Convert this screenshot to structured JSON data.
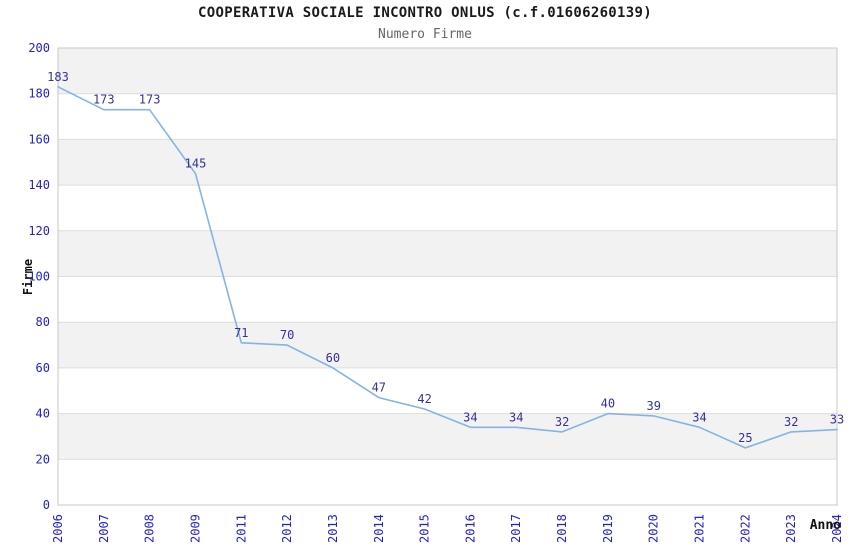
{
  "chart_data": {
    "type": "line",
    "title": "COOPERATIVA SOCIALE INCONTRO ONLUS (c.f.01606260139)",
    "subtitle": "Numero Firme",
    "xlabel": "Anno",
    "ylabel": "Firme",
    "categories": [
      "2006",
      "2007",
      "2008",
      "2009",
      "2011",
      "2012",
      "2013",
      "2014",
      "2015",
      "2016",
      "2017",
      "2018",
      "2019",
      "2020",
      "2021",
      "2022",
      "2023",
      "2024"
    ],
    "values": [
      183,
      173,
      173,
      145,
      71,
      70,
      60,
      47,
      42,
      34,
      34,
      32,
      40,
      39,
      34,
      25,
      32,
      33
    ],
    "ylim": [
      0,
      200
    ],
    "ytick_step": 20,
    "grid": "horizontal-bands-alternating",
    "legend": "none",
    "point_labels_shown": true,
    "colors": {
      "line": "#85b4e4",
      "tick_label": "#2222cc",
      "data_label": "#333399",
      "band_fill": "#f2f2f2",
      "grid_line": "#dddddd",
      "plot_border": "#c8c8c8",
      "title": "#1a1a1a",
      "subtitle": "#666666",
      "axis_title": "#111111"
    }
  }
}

● Set task
Tally the lines holding the string "subtitle" and give only the count.

● Expected answer
2